AIM OF THE TASK:
Emit the entire listing verbatim.
---- STORED RECORDS
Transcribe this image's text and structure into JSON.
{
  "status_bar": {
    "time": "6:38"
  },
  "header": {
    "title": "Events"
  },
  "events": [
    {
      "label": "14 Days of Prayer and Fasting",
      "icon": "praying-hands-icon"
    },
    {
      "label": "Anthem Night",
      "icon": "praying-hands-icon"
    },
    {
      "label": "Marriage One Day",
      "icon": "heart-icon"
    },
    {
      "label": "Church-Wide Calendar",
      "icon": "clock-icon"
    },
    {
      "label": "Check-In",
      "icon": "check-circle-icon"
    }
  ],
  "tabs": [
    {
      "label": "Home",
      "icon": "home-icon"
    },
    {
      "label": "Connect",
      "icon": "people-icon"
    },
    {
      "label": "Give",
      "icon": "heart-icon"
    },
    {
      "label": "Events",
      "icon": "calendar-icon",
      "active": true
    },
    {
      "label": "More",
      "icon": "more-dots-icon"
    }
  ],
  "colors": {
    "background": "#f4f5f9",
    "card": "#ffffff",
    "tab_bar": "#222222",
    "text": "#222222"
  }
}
--------
RESPONSE TO THIS EXERCISE:
Transcribe this image's text and structure into JSON.
{
  "status_bar": {
    "time": "6:38"
  },
  "header": {
    "title": "Events"
  },
  "events": [
    {
      "label": "14 Days of Prayer and Fasting",
      "icon": "praying-hands-icon"
    },
    {
      "label": "Anthem Night",
      "icon": "praying-hands-icon"
    },
    {
      "label": "Marriage One Day",
      "icon": "heart-icon"
    },
    {
      "label": "Church-Wide Calendar",
      "icon": "clock-icon"
    },
    {
      "label": "Check-In",
      "icon": "check-circle-icon"
    }
  ],
  "tabs": [
    {
      "label": "Home",
      "icon": "home-icon"
    },
    {
      "label": "Connect",
      "icon": "people-icon"
    },
    {
      "label": "Give",
      "icon": "heart-icon"
    },
    {
      "label": "Events",
      "icon": "calendar-icon",
      "active": true
    },
    {
      "label": "More",
      "icon": "more-dots-icon"
    }
  ],
  "colors": {
    "background": "#f4f5f9",
    "card": "#ffffff",
    "tab_bar": "#222222",
    "text": "#222222"
  }
}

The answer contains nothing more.